[Items listed in a dataset]
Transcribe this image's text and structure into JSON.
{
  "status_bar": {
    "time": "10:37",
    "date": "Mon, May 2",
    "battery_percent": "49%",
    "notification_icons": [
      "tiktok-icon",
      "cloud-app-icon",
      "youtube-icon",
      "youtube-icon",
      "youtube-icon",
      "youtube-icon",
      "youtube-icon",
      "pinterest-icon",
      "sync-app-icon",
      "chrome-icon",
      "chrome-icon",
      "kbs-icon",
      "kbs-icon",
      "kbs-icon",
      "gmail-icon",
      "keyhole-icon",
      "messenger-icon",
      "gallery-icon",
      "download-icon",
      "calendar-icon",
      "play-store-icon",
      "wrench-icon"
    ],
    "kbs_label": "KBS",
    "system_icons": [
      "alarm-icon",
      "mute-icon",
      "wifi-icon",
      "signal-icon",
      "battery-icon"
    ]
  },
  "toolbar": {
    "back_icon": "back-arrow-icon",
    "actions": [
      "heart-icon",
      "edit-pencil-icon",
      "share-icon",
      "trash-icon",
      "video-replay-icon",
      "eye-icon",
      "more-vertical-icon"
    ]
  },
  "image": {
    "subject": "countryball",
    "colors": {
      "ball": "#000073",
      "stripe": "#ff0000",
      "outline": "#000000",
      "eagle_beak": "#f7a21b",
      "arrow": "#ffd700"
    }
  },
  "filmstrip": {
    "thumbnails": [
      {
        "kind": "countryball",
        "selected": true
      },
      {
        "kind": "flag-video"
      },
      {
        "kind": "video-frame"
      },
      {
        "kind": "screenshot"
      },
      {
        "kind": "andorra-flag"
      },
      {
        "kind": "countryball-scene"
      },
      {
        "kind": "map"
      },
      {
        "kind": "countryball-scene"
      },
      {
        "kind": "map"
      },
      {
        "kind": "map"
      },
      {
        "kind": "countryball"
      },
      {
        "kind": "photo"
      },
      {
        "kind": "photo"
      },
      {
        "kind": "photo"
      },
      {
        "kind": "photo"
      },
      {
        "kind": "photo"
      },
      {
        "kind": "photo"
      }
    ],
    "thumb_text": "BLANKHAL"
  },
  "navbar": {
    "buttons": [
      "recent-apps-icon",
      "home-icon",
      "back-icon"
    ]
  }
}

» Problem to work on:
Copy each line of the data above without altering a single character.

» Complete answer:
Transcribe this image's text and structure into JSON.
{
  "status_bar": {
    "time": "10:37",
    "date": "Mon, May 2",
    "battery_percent": "49%",
    "notification_icons": [
      "tiktok-icon",
      "cloud-app-icon",
      "youtube-icon",
      "youtube-icon",
      "youtube-icon",
      "youtube-icon",
      "youtube-icon",
      "pinterest-icon",
      "sync-app-icon",
      "chrome-icon",
      "chrome-icon",
      "kbs-icon",
      "kbs-icon",
      "kbs-icon",
      "gmail-icon",
      "keyhole-icon",
      "messenger-icon",
      "gallery-icon",
      "download-icon",
      "calendar-icon",
      "play-store-icon",
      "wrench-icon"
    ],
    "kbs_label": "KBS",
    "system_icons": [
      "alarm-icon",
      "mute-icon",
      "wifi-icon",
      "signal-icon",
      "battery-icon"
    ]
  },
  "toolbar": {
    "back_icon": "back-arrow-icon",
    "actions": [
      "heart-icon",
      "edit-pencil-icon",
      "share-icon",
      "trash-icon",
      "video-replay-icon",
      "eye-icon",
      "more-vertical-icon"
    ]
  },
  "image": {
    "subject": "countryball",
    "colors": {
      "ball": "#000073",
      "stripe": "#ff0000",
      "outline": "#000000",
      "eagle_beak": "#f7a21b",
      "arrow": "#ffd700"
    }
  },
  "filmstrip": {
    "thumbnails": [
      {
        "kind": "countryball",
        "selected": true
      },
      {
        "kind": "flag-video"
      },
      {
        "kind": "video-frame"
      },
      {
        "kind": "screenshot"
      },
      {
        "kind": "andorra-flag"
      },
      {
        "kind": "countryball-scene"
      },
      {
        "kind": "map"
      },
      {
        "kind": "countryball-scene"
      },
      {
        "kind": "map"
      },
      {
        "kind": "map"
      },
      {
        "kind": "countryball"
      },
      {
        "kind": "photo"
      },
      {
        "kind": "photo"
      },
      {
        "kind": "photo"
      },
      {
        "kind": "photo"
      },
      {
        "kind": "photo"
      },
      {
        "kind": "photo"
      }
    ],
    "thumb_text": "BLANKHAL"
  },
  "navbar": {
    "buttons": [
      "recent-apps-icon",
      "home-icon",
      "back-icon"
    ]
  }
}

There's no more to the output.